> Provided data:
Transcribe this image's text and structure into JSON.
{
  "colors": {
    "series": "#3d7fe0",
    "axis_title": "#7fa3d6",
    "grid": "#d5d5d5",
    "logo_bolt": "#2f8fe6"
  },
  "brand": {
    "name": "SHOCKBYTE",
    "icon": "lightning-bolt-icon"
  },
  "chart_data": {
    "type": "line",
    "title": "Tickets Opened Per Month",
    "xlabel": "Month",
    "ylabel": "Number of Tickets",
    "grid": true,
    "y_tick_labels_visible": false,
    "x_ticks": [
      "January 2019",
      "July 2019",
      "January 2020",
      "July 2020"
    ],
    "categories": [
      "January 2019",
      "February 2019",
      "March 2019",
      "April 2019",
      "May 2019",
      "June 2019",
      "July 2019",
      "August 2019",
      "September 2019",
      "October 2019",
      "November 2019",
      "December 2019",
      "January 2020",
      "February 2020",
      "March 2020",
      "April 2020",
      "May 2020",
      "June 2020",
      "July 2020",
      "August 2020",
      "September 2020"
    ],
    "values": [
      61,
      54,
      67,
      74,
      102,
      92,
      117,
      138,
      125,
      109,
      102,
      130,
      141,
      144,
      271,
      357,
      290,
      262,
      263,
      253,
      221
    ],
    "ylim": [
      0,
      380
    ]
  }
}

> Your goal:
Recite the full listing above exactly.

> Full output:
Transcribe this image's text and structure into JSON.
{
  "colors": {
    "series": "#3d7fe0",
    "axis_title": "#7fa3d6",
    "grid": "#d5d5d5",
    "logo_bolt": "#2f8fe6"
  },
  "brand": {
    "name": "SHOCKBYTE",
    "icon": "lightning-bolt-icon"
  },
  "chart_data": {
    "type": "line",
    "title": "Tickets Opened Per Month",
    "xlabel": "Month",
    "ylabel": "Number of Tickets",
    "grid": true,
    "y_tick_labels_visible": false,
    "x_ticks": [
      "January 2019",
      "July 2019",
      "January 2020",
      "July 2020"
    ],
    "categories": [
      "January 2019",
      "February 2019",
      "March 2019",
      "April 2019",
      "May 2019",
      "June 2019",
      "July 2019",
      "August 2019",
      "September 2019",
      "October 2019",
      "November 2019",
      "December 2019",
      "January 2020",
      "February 2020",
      "March 2020",
      "April 2020",
      "May 2020",
      "June 2020",
      "July 2020",
      "August 2020",
      "September 2020"
    ],
    "values": [
      61,
      54,
      67,
      74,
      102,
      92,
      117,
      138,
      125,
      109,
      102,
      130,
      141,
      144,
      271,
      357,
      290,
      262,
      263,
      253,
      221
    ],
    "ylim": [
      0,
      380
    ]
  }
}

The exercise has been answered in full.